=== Stated goal ===
Check each line of the listing below for the word "bombing" and say how many lines have it. Nothing else should be written.
==================================================
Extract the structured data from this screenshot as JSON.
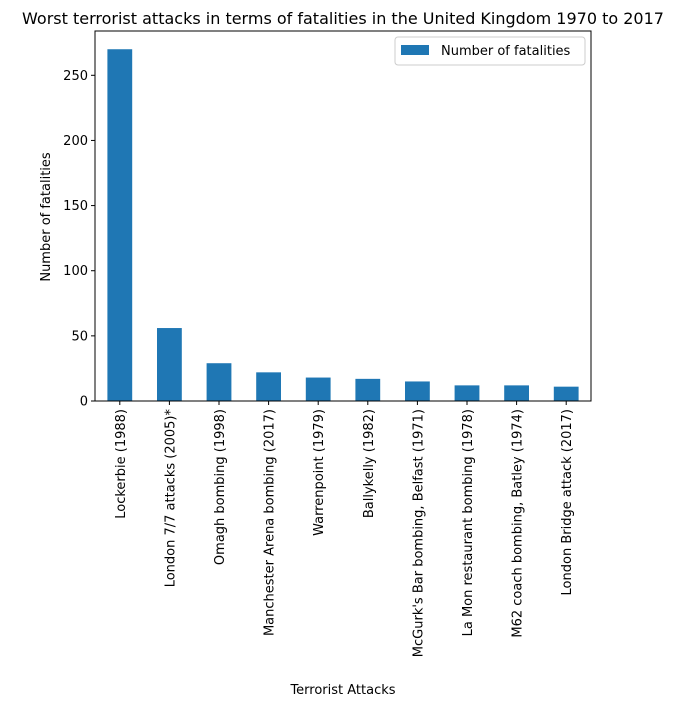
{
  "chart_data": {
    "type": "bar",
    "title": "Worst terrorist attacks in terms of fatalities in the United Kingdom 1970 to 2017",
    "xlabel": "Terrorist Attacks",
    "ylabel": "Number of fatalities",
    "categories": [
      "Lockerbie (1988)",
      "London 7/7 attacks (2005)*",
      "Omagh bombing (1998)",
      "Manchester Arena bombing (2017)",
      "Warrenpoint (1979)",
      "Ballykelly (1982)",
      "McGurk's Bar bombing, Belfast (1971)",
      "La Mon restaurant bombing (1978)",
      "M62 coach bombing, Batley (1974)",
      "London Bridge attack (2017)"
    ],
    "series": [
      {
        "name": "Number of fatalities",
        "color": "#1f77b4",
        "values": [
          270,
          56,
          29,
          22,
          18,
          17,
          15,
          12,
          12,
          11
        ]
      }
    ],
    "ylim": [
      0,
      284
    ],
    "yticks": [
      0,
      50,
      100,
      150,
      200,
      250
    ],
    "grid": false,
    "legend_position": "top-right"
  }
}
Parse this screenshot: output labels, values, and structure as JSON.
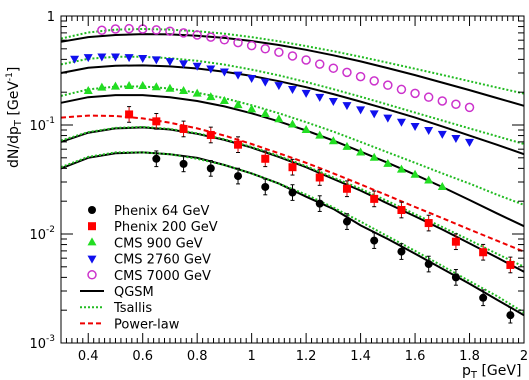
{
  "chart_data": {
    "type": "scatter",
    "xlabel_main": "p",
    "xlabel_sub": "T",
    "xlabel_unit": " [GeV]",
    "ylabel_main": "dN/dp",
    "ylabel_sub": "T",
    "ylabel_unit": " [GeV",
    "ylabel_sup": "-1",
    "ylabel_close": "]",
    "xlim": [
      0.3,
      2.0
    ],
    "ylim": [
      0.001,
      1
    ],
    "yscale": "log",
    "x_ticks": [
      0.4,
      0.6,
      0.8,
      1,
      1.2,
      1.4,
      1.6,
      1.8,
      2
    ],
    "x_tick_labels": [
      "0.4",
      "0.6",
      "0.8",
      "1",
      "1.2",
      "1.4",
      "1.6",
      "1.8",
      "2"
    ],
    "y_ticks": [
      1,
      0.1,
      0.01,
      0.001
    ],
    "y_tick_labels": [
      {
        "base": "1",
        "exp": ""
      },
      {
        "base": "10",
        "exp": "-1"
      },
      {
        "base": "10",
        "exp": "-2"
      },
      {
        "base": "10",
        "exp": "-3"
      }
    ],
    "legend_position": "bottom-left",
    "legend": [
      {
        "label": "Phenix 64 GeV",
        "kind": "marker",
        "marker": "circle",
        "color": "#000000"
      },
      {
        "label": "Phenix 200 GeV",
        "kind": "marker",
        "marker": "square",
        "color": "#ff0000"
      },
      {
        "label": "CMS 900 GeV",
        "kind": "marker",
        "marker": "triangle-up",
        "color": "#22dd22"
      },
      {
        "label": "CMS 2760 GeV",
        "kind": "marker",
        "marker": "triangle-down",
        "color": "#1010ee"
      },
      {
        "label": "CMS 7000 GeV",
        "kind": "marker",
        "marker": "open-circle",
        "color": "#cc33cc"
      },
      {
        "label": "QGSM",
        "kind": "line",
        "style": "solid",
        "color": "#000000"
      },
      {
        "label": "Tsallis",
        "kind": "line",
        "style": "dotted",
        "color": "#22bb22"
      },
      {
        "label": "Power-law",
        "kind": "line",
        "style": "dashed",
        "color": "#ee0000"
      }
    ],
    "series": [
      {
        "name": "Phenix 64 GeV",
        "marker": "circle",
        "color": "#000000",
        "error_bars": true,
        "x": [
          0.65,
          0.75,
          0.85,
          0.95,
          1.05,
          1.15,
          1.25,
          1.35,
          1.45,
          1.55,
          1.65,
          1.75,
          1.85,
          1.95
        ],
        "y": [
          0.049,
          0.044,
          0.04,
          0.034,
          0.027,
          0.024,
          0.019,
          0.013,
          0.0087,
          0.0069,
          0.0053,
          0.004,
          0.0026,
          0.0018
        ]
      },
      {
        "name": "Phenix 200 GeV",
        "marker": "square",
        "color": "#ff0000",
        "error_bars": true,
        "x": [
          0.55,
          0.65,
          0.75,
          0.85,
          0.95,
          1.05,
          1.15,
          1.25,
          1.35,
          1.45,
          1.55,
          1.65,
          1.75,
          1.85,
          1.95
        ],
        "y": [
          0.125,
          0.108,
          0.092,
          0.081,
          0.066,
          0.049,
          0.041,
          0.033,
          0.026,
          0.021,
          0.0166,
          0.0126,
          0.0085,
          0.0068,
          0.0052
        ]
      },
      {
        "name": "CMS 900 GeV",
        "marker": "triangle-up",
        "color": "#22dd22",
        "x": [
          0.4,
          0.45,
          0.5,
          0.55,
          0.6,
          0.65,
          0.7,
          0.75,
          0.8,
          0.85,
          0.9,
          0.95,
          1.0,
          1.05,
          1.1,
          1.15,
          1.2,
          1.25,
          1.3,
          1.35,
          1.4,
          1.45,
          1.5,
          1.55,
          1.6,
          1.65,
          1.7
        ],
        "y": [
          0.205,
          0.22,
          0.225,
          0.228,
          0.228,
          0.222,
          0.215,
          0.205,
          0.194,
          0.18,
          0.166,
          0.152,
          0.139,
          0.126,
          0.113,
          0.101,
          0.09,
          0.08,
          0.071,
          0.063,
          0.056,
          0.05,
          0.044,
          0.039,
          0.035,
          0.031,
          0.027
        ]
      },
      {
        "name": "CMS 2760 GeV",
        "marker": "triangle-down",
        "color": "#1010ee",
        "x": [
          0.35,
          0.4,
          0.45,
          0.5,
          0.55,
          0.6,
          0.65,
          0.7,
          0.75,
          0.8,
          0.85,
          0.9,
          0.95,
          1.0,
          1.05,
          1.1,
          1.15,
          1.2,
          1.25,
          1.3,
          1.35,
          1.4,
          1.45,
          1.5,
          1.55,
          1.6,
          1.65,
          1.7,
          1.75,
          1.8
        ],
        "y": [
          0.405,
          0.42,
          0.425,
          0.425,
          0.42,
          0.412,
          0.4,
          0.385,
          0.368,
          0.35,
          0.33,
          0.31,
          0.29,
          0.27,
          0.25,
          0.232,
          0.214,
          0.197,
          0.181,
          0.166,
          0.152,
          0.139,
          0.128,
          0.117,
          0.107,
          0.098,
          0.09,
          0.083,
          0.076,
          0.07
        ]
      },
      {
        "name": "CMS 7000 GeV",
        "marker": "open-circle",
        "color": "#cc33cc",
        "x": [
          0.45,
          0.5,
          0.55,
          0.6,
          0.65,
          0.7,
          0.75,
          0.8,
          0.85,
          0.9,
          0.95,
          1.0,
          1.05,
          1.1,
          1.15,
          1.2,
          1.25,
          1.3,
          1.35,
          1.4,
          1.45,
          1.5,
          1.55,
          1.6,
          1.65,
          1.7,
          1.75,
          1.8
        ],
        "y": [
          0.74,
          0.76,
          0.765,
          0.76,
          0.745,
          0.725,
          0.7,
          0.67,
          0.64,
          0.605,
          0.57,
          0.535,
          0.5,
          0.465,
          0.43,
          0.395,
          0.362,
          0.332,
          0.304,
          0.278,
          0.254,
          0.232,
          0.212,
          0.195,
          0.18,
          0.166,
          0.155,
          0.145
        ]
      },
      {
        "name": "QGSM",
        "line": "solid",
        "color": "#000000",
        "curves": [
          {
            "x": [
              0.3,
              0.4,
              0.5,
              0.6,
              0.7,
              0.8,
              0.9,
              1.0,
              1.1,
              1.2,
              1.3,
              1.4,
              1.5,
              1.6,
              1.7,
              1.8,
              1.9,
              2.0
            ],
            "y": [
              0.04,
              0.05,
              0.055,
              0.056,
              0.054,
              0.05,
              0.043,
              0.036,
              0.029,
              0.022,
              0.017,
              0.012,
              0.009,
              0.0066,
              0.0048,
              0.0035,
              0.0025,
              0.0018
            ]
          },
          {
            "x": [
              0.3,
              0.4,
              0.5,
              0.6,
              0.7,
              0.8,
              0.9,
              1.0,
              1.1,
              1.2,
              1.3,
              1.4,
              1.5,
              1.6,
              1.7,
              1.8,
              1.9,
              2.0
            ],
            "y": [
              0.07,
              0.085,
              0.093,
              0.095,
              0.091,
              0.083,
              0.073,
              0.062,
              0.051,
              0.041,
              0.032,
              0.025,
              0.019,
              0.0145,
              0.011,
              0.0082,
              0.0061,
              0.0045
            ]
          },
          {
            "x": [
              0.3,
              0.4,
              0.5,
              0.6,
              0.7,
              0.8,
              0.9,
              1.0,
              1.1,
              1.2,
              1.3,
              1.4,
              1.5,
              1.6,
              1.7,
              1.8,
              1.9,
              2.0
            ],
            "y": [
              0.16,
              0.18,
              0.188,
              0.188,
              0.18,
              0.166,
              0.148,
              0.128,
              0.108,
              0.089,
              0.072,
              0.057,
              0.045,
              0.035,
              0.027,
              0.0205,
              0.0155,
              0.0118
            ]
          },
          {
            "x": [
              0.3,
              0.4,
              0.5,
              0.6,
              0.7,
              0.8,
              0.9,
              1.0,
              1.1,
              1.2,
              1.3,
              1.4,
              1.5,
              1.6,
              1.7,
              1.8,
              1.9,
              2.0
            ],
            "y": [
              0.3,
              0.335,
              0.35,
              0.352,
              0.345,
              0.33,
              0.308,
              0.282,
              0.252,
              0.222,
              0.192,
              0.164,
              0.139,
              0.117,
              0.097,
              0.08,
              0.066,
              0.054
            ]
          },
          {
            "x": [
              0.3,
              0.4,
              0.5,
              0.6,
              0.7,
              0.8,
              0.9,
              1.0,
              1.1,
              1.2,
              1.3,
              1.4,
              1.5,
              1.6,
              1.7,
              1.8,
              1.9,
              2.0
            ],
            "y": [
              0.58,
              0.64,
              0.67,
              0.682,
              0.678,
              0.66,
              0.63,
              0.59,
              0.542,
              0.49,
              0.436,
              0.383,
              0.333,
              0.287,
              0.245,
              0.209,
              0.177,
              0.15
            ]
          }
        ]
      },
      {
        "name": "Tsallis",
        "line": "dotted",
        "color": "#22bb22",
        "curves": [
          {
            "x": [
              0.3,
              0.4,
              0.5,
              0.6,
              0.7,
              0.8,
              0.9,
              1.0,
              1.1,
              1.2,
              1.3,
              1.4,
              1.5,
              1.6,
              1.7,
              1.8,
              1.9,
              2.0
            ],
            "y": [
              0.041,
              0.051,
              0.056,
              0.056,
              0.054,
              0.049,
              0.043,
              0.036,
              0.029,
              0.023,
              0.0175,
              0.013,
              0.0095,
              0.007,
              0.0051,
              0.0037,
              0.0027,
              0.0019
            ]
          },
          {
            "x": [
              0.3,
              0.4,
              0.5,
              0.6,
              0.7,
              0.8,
              0.9,
              1.0,
              1.1,
              1.2,
              1.3,
              1.4,
              1.5,
              1.6,
              1.7,
              1.8,
              1.9,
              2.0
            ],
            "y": [
              0.072,
              0.086,
              0.094,
              0.096,
              0.092,
              0.084,
              0.074,
              0.063,
              0.052,
              0.042,
              0.033,
              0.026,
              0.02,
              0.0152,
              0.0116,
              0.0088,
              0.0066,
              0.005
            ]
          },
          {
            "x": [
              0.3,
              0.4,
              0.5,
              0.6,
              0.7,
              0.8,
              0.9,
              1.0,
              1.1,
              1.2,
              1.3,
              1.4,
              1.5,
              1.6,
              1.7,
              1.8,
              1.9,
              2.0
            ],
            "y": [
              0.185,
              0.212,
              0.225,
              0.226,
              0.216,
              0.198,
              0.176,
              0.152,
              0.128,
              0.106,
              0.087,
              0.07,
              0.056,
              0.045,
              0.036,
              0.029,
              0.023,
              0.0185
            ]
          },
          {
            "x": [
              0.3,
              0.4,
              0.5,
              0.6,
              0.7,
              0.8,
              0.9,
              1.0,
              1.1,
              1.2,
              1.3,
              1.4,
              1.5,
              1.6,
              1.7,
              1.8,
              1.9,
              2.0
            ],
            "y": [
              0.36,
              0.405,
              0.422,
              0.422,
              0.41,
              0.388,
              0.358,
              0.322,
              0.285,
              0.248,
              0.213,
              0.182,
              0.154,
              0.13,
              0.11,
              0.093,
              0.079,
              0.067
            ]
          },
          {
            "x": [
              0.3,
              0.4,
              0.5,
              0.6,
              0.7,
              0.8,
              0.9,
              1.0,
              1.1,
              1.2,
              1.3,
              1.4,
              1.5,
              1.6,
              1.7,
              1.8,
              1.9,
              2.0
            ],
            "y": [
              0.62,
              0.705,
              0.75,
              0.76,
              0.75,
              0.725,
              0.688,
              0.64,
              0.586,
              0.53,
              0.475,
              0.422,
              0.373,
              0.328,
              0.288,
              0.252,
              0.221,
              0.194
            ]
          }
        ]
      },
      {
        "name": "Power-law",
        "line": "dashed",
        "color": "#ee0000",
        "curves": [
          {
            "x": [
              0.3,
              0.4,
              0.5,
              0.6,
              0.7,
              0.8,
              0.9,
              1.0,
              1.1,
              1.2,
              1.3,
              1.4,
              1.5,
              1.6,
              1.7,
              1.8,
              1.9,
              2.0
            ],
            "y": [
              0.117,
              0.122,
              0.121,
              0.115,
              0.105,
              0.093,
              0.08,
              0.067,
              0.055,
              0.045,
              0.036,
              0.0285,
              0.0225,
              0.0177,
              0.014,
              0.011,
              0.0087,
              0.0069
            ]
          }
        ]
      }
    ]
  }
}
==================================================
=== Expected answer ===
5